* Dataset records

+--

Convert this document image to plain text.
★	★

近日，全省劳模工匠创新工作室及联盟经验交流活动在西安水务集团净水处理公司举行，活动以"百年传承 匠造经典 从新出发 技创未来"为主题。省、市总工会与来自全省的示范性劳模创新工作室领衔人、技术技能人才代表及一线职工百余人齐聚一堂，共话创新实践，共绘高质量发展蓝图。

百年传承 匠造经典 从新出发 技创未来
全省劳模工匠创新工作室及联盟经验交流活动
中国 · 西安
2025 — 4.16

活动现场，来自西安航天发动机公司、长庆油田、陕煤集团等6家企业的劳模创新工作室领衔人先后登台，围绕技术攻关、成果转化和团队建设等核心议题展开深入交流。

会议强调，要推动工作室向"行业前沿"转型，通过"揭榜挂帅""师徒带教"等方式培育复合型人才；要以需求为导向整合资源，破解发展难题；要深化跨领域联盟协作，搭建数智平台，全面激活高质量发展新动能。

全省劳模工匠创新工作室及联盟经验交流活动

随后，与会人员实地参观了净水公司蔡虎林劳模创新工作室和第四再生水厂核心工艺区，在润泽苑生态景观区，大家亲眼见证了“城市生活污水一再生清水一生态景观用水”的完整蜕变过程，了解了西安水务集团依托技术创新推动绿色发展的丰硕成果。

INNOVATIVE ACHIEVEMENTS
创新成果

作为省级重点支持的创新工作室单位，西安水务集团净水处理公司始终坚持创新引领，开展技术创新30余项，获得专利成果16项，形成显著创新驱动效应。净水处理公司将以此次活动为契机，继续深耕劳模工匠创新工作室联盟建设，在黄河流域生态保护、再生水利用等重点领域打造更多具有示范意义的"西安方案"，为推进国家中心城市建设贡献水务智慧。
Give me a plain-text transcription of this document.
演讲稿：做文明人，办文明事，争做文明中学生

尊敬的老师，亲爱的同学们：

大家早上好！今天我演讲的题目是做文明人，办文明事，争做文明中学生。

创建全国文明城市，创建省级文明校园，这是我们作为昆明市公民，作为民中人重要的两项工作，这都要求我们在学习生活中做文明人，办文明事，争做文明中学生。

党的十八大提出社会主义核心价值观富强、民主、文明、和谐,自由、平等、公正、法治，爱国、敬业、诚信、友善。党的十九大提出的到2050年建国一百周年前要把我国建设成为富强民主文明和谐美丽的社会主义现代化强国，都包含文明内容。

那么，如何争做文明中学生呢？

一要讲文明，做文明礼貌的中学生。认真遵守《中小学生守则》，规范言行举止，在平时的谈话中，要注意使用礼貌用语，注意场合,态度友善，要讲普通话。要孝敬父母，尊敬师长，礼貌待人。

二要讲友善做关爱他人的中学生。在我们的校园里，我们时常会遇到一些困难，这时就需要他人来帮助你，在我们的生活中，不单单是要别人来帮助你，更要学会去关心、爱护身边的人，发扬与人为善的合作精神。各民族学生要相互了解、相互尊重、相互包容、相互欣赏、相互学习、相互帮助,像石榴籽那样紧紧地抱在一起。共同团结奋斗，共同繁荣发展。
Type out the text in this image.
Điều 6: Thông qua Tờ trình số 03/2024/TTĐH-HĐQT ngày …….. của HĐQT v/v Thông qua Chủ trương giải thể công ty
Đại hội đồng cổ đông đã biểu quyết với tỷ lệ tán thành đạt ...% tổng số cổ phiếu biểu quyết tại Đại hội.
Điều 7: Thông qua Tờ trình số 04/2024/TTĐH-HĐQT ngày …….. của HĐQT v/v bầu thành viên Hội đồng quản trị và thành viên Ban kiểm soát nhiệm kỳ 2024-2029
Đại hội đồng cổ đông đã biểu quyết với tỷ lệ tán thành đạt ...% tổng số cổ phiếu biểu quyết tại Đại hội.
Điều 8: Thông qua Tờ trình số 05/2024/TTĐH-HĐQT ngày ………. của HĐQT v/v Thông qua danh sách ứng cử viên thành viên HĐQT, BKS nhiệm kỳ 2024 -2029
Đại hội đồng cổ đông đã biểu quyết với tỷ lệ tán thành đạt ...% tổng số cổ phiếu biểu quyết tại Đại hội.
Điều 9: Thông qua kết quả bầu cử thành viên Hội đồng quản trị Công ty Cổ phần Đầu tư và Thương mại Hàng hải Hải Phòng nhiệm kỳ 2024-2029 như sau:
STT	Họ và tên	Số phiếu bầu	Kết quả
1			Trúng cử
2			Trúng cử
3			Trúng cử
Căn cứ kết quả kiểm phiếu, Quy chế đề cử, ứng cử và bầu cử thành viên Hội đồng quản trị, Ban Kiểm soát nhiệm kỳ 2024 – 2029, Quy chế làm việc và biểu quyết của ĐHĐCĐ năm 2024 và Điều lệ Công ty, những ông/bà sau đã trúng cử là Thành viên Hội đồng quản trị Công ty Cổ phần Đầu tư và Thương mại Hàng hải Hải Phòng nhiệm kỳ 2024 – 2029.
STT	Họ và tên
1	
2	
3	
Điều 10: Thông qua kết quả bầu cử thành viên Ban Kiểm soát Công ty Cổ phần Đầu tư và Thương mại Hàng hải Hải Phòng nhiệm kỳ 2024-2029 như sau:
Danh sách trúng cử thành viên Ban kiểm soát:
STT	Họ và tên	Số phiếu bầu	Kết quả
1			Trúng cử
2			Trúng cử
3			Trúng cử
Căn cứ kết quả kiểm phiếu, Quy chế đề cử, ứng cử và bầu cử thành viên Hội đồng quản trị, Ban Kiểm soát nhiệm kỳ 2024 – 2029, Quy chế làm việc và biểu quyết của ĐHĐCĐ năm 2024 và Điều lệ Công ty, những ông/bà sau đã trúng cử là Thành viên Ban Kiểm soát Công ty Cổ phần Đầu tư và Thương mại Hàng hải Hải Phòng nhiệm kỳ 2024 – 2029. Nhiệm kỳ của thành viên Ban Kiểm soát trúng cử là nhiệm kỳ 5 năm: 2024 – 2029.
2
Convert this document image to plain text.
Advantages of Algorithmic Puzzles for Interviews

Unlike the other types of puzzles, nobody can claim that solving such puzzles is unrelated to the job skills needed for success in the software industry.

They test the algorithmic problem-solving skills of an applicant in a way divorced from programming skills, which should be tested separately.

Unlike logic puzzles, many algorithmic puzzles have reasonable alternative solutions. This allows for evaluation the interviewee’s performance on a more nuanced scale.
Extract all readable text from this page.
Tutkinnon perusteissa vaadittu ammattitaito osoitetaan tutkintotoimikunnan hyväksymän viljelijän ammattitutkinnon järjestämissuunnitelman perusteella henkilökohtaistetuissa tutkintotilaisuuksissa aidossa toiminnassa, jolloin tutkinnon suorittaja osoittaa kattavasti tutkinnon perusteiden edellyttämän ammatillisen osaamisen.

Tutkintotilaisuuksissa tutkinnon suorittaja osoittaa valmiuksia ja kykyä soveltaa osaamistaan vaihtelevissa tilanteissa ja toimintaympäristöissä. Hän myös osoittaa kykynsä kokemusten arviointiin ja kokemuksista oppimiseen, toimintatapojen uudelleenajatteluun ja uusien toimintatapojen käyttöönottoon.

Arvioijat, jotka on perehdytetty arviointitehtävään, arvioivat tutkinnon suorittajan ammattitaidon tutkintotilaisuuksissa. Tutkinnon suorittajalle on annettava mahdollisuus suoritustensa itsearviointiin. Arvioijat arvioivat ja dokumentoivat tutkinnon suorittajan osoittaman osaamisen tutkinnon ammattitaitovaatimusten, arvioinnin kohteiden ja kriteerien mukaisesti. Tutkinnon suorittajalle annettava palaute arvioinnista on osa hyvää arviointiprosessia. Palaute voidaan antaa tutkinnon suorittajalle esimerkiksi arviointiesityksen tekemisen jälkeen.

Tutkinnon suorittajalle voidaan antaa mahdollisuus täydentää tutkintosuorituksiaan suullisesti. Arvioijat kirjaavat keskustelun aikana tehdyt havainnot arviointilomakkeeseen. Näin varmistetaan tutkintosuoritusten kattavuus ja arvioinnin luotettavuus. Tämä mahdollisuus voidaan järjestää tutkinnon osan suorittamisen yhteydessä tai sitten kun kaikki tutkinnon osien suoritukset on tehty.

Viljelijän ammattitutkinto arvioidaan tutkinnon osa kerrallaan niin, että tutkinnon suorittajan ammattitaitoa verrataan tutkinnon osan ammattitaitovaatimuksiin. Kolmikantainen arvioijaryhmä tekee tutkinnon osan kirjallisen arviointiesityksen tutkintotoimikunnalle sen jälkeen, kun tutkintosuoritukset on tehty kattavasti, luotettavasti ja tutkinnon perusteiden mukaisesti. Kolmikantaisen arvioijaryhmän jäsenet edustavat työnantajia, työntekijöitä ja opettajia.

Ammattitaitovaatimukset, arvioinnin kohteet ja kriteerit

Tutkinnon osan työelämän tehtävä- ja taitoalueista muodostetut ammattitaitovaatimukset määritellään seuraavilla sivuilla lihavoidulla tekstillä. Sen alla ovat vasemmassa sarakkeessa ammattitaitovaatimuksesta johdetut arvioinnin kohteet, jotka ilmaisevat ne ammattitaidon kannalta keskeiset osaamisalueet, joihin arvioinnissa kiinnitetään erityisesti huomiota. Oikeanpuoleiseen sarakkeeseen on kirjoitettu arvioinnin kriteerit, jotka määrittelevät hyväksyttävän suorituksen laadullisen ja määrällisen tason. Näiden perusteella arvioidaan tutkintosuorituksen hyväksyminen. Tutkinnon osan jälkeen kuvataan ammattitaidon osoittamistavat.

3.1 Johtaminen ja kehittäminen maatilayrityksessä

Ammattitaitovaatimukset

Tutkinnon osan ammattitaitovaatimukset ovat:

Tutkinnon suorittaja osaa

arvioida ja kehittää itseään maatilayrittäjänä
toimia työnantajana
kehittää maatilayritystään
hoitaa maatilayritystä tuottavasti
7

+--

* EXERCISE
From the material above, count the lines that include "从新出发" and give only the total.

* RESPONSE TO THE EXERCISE
2